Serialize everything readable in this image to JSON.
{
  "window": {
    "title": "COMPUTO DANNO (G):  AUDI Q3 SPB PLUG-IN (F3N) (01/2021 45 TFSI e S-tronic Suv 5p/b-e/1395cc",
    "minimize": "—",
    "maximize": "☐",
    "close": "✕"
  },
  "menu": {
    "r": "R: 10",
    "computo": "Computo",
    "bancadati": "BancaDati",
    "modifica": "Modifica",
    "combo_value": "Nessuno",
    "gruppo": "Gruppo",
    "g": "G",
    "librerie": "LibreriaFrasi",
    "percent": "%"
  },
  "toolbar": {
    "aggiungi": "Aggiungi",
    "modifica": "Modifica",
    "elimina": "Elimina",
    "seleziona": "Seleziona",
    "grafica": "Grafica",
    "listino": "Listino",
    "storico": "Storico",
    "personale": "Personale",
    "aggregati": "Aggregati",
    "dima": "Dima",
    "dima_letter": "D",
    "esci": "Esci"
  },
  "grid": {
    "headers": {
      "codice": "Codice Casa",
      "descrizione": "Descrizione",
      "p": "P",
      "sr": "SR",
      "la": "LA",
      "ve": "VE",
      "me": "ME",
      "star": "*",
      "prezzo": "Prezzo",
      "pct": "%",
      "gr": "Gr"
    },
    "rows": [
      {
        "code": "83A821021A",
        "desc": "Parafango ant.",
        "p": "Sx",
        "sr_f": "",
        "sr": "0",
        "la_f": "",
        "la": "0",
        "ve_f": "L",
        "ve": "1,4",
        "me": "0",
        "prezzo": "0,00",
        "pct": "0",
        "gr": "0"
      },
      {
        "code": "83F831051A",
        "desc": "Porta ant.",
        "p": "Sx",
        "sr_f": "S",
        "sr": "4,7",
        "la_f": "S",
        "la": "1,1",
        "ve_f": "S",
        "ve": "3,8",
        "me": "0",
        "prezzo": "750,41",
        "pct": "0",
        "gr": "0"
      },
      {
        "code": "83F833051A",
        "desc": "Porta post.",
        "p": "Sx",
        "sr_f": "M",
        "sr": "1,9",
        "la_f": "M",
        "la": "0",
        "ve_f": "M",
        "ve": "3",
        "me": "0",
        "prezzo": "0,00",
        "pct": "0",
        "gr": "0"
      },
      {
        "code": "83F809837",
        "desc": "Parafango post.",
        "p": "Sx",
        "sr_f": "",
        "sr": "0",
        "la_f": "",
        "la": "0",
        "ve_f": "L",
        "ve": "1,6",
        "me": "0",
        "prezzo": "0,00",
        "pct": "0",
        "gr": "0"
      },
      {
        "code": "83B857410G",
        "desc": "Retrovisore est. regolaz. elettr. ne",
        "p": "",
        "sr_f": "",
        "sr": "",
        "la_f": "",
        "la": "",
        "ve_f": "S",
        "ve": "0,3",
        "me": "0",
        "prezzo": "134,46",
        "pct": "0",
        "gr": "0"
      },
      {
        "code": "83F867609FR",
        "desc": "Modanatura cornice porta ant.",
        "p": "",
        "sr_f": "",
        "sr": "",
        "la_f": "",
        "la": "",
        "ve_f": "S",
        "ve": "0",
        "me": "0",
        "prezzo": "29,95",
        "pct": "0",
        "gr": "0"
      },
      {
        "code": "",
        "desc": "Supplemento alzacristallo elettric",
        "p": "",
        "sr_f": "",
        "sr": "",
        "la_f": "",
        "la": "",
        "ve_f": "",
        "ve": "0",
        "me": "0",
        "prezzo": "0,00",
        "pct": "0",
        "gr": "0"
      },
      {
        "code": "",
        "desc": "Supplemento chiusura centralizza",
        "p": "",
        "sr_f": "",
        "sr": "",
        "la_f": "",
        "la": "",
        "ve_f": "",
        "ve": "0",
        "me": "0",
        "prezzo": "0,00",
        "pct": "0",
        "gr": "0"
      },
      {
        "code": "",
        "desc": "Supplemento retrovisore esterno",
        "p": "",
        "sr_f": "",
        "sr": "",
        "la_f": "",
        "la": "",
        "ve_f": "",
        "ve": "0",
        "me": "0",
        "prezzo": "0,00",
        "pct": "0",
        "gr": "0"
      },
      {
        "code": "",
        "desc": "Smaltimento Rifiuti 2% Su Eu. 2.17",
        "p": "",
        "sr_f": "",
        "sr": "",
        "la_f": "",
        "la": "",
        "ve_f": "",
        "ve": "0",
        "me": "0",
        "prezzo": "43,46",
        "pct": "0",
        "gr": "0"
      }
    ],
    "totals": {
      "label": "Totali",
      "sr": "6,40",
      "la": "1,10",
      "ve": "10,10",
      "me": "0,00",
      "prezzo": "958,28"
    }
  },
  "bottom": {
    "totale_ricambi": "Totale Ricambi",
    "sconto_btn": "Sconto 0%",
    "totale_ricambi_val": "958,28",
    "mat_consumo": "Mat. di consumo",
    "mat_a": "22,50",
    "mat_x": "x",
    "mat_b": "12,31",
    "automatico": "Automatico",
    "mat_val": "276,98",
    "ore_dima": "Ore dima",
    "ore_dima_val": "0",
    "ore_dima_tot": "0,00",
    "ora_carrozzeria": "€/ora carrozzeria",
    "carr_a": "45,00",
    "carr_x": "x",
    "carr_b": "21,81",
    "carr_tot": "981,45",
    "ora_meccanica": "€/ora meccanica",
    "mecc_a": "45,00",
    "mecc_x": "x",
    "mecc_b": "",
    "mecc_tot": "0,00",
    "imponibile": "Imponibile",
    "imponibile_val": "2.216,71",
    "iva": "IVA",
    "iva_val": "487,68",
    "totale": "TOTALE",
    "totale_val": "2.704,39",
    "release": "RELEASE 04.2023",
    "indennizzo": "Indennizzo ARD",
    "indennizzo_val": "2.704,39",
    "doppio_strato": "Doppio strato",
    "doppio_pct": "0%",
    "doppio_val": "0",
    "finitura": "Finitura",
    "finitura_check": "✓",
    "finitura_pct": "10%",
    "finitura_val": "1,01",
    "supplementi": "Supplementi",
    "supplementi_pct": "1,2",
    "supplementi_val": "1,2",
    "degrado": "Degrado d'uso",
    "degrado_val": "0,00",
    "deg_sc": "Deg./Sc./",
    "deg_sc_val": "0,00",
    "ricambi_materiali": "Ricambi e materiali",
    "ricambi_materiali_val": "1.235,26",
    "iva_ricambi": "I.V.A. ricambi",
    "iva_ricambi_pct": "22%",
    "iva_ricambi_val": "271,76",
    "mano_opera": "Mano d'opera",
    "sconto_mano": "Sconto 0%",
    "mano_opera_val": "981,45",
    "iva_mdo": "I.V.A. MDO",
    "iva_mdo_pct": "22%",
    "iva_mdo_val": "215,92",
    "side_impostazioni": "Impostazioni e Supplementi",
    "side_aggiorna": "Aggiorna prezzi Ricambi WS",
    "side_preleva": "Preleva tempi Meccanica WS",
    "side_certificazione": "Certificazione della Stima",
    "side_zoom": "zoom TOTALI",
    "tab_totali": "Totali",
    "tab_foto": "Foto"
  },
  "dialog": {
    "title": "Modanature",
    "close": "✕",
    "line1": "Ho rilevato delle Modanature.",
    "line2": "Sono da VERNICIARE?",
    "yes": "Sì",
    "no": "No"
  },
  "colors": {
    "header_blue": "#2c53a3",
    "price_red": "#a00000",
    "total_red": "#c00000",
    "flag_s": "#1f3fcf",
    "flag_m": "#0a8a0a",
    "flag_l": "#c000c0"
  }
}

────────

**Exercise instructions:** Work out how many lines in the records above hold the string "Sconto", then give only that count.

**Result below:** 2